** start of DATA IN THIS EXERCISE **

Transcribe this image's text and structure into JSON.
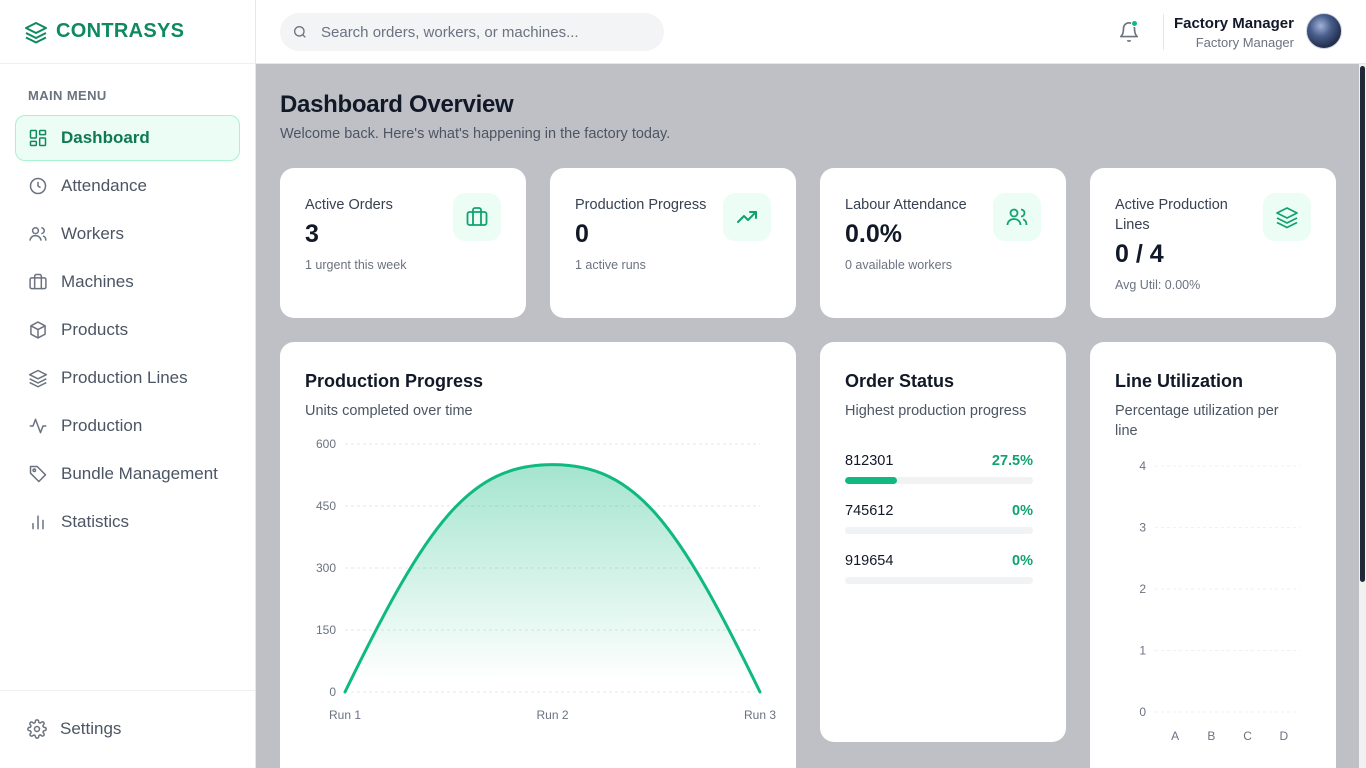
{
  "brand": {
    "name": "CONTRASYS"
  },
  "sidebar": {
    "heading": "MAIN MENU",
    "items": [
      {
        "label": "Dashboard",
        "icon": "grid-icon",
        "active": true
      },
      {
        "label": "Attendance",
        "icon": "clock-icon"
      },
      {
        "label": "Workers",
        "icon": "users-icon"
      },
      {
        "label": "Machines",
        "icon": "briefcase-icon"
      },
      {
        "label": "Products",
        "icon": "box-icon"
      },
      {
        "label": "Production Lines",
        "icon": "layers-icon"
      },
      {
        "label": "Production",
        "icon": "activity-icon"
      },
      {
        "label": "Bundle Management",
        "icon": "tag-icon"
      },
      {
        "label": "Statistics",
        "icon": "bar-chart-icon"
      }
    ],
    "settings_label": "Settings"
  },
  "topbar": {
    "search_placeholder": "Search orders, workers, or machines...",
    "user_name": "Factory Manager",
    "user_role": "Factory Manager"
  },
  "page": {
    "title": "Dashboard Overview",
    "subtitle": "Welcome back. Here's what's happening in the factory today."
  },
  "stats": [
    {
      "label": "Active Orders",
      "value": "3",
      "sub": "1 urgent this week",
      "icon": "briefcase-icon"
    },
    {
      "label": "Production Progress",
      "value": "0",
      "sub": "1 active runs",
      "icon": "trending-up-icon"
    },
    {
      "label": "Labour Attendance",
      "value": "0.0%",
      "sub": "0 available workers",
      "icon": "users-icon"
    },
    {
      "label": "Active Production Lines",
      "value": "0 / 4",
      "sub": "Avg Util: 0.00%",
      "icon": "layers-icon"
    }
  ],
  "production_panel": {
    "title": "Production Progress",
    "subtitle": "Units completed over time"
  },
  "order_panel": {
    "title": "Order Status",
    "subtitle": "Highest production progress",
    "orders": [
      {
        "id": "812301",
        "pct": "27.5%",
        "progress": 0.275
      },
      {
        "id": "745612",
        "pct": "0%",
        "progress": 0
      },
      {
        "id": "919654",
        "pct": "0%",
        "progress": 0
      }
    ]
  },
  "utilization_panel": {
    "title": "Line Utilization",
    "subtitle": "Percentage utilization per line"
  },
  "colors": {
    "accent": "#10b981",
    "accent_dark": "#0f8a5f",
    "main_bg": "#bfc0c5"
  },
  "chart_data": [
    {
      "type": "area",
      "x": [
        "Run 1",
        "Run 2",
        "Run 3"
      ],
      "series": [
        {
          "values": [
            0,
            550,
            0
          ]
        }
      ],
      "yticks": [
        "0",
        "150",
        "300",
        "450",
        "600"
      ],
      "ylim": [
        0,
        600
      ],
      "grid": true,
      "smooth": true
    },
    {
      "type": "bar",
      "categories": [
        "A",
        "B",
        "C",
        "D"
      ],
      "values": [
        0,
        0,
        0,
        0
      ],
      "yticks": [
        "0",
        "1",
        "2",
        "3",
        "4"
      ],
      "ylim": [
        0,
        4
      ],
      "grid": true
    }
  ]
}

** end of DATA IN THIS EXERCISE **

- **DIRECTION**
Leave out the pictures and output the rest of the material exactly as written.

- **TASK OUTPUT**
Transcribe this image's text and structure into JSON.
{
  "brand": {
    "name": "CONTRASYS"
  },
  "sidebar": {
    "heading": "MAIN MENU",
    "items": [
      {
        "label": "Dashboard",
        "icon": "grid-icon",
        "active": true
      },
      {
        "label": "Attendance",
        "icon": "clock-icon"
      },
      {
        "label": "Workers",
        "icon": "users-icon"
      },
      {
        "label": "Machines",
        "icon": "briefcase-icon"
      },
      {
        "label": "Products",
        "icon": "box-icon"
      },
      {
        "label": "Production Lines",
        "icon": "layers-icon"
      },
      {
        "label": "Production",
        "icon": "activity-icon"
      },
      {
        "label": "Bundle Management",
        "icon": "tag-icon"
      },
      {
        "label": "Statistics",
        "icon": "bar-chart-icon"
      }
    ],
    "settings_label": "Settings"
  },
  "topbar": {
    "search_placeholder": "Search orders, workers, or machines...",
    "user_name": "Factory Manager",
    "user_role": "Factory Manager"
  },
  "page": {
    "title": "Dashboard Overview",
    "subtitle": "Welcome back. Here's what's happening in the factory today."
  },
  "stats": [
    {
      "label": "Active Orders",
      "value": "3",
      "sub": "1 urgent this week",
      "icon": "briefcase-icon"
    },
    {
      "label": "Production Progress",
      "value": "0",
      "sub": "1 active runs",
      "icon": "trending-up-icon"
    },
    {
      "label": "Labour Attendance",
      "value": "0.0%",
      "sub": "0 available workers",
      "icon": "users-icon"
    },
    {
      "label": "Active Production Lines",
      "value": "0 / 4",
      "sub": "Avg Util: 0.00%",
      "icon": "layers-icon"
    }
  ],
  "production_panel": {
    "title": "Production Progress",
    "subtitle": "Units completed over time"
  },
  "order_panel": {
    "title": "Order Status",
    "subtitle": "Highest production progress",
    "orders": [
      {
        "id": "812301",
        "pct": "27.5%",
        "progress": 0.275
      },
      {
        "id": "745612",
        "pct": "0%",
        "progress": 0
      },
      {
        "id": "919654",
        "pct": "0%",
        "progress": 0
      }
    ]
  },
  "utilization_panel": {
    "title": "Line Utilization",
    "subtitle": "Percentage utilization per line"
  },
  "colors": {
    "accent": "#10b981",
    "accent_dark": "#0f8a5f",
    "main_bg": "#bfc0c5"
  },
  "chart_data": [
    {
      "type": "area",
      "x": [
        "Run 1",
        "Run 2",
        "Run 3"
      ],
      "series": [
        {
          "values": [
            0,
            550,
            0
          ]
        }
      ],
      "yticks": [
        "0",
        "150",
        "300",
        "450",
        "600"
      ],
      "ylim": [
        0,
        600
      ],
      "grid": true,
      "smooth": true
    },
    {
      "type": "bar",
      "categories": [
        "A",
        "B",
        "C",
        "D"
      ],
      "values": [
        0,
        0,
        0,
        0
      ],
      "yticks": [
        "0",
        "1",
        "2",
        "3",
        "4"
      ],
      "ylim": [
        0,
        4
      ],
      "grid": true
    }
  ]
}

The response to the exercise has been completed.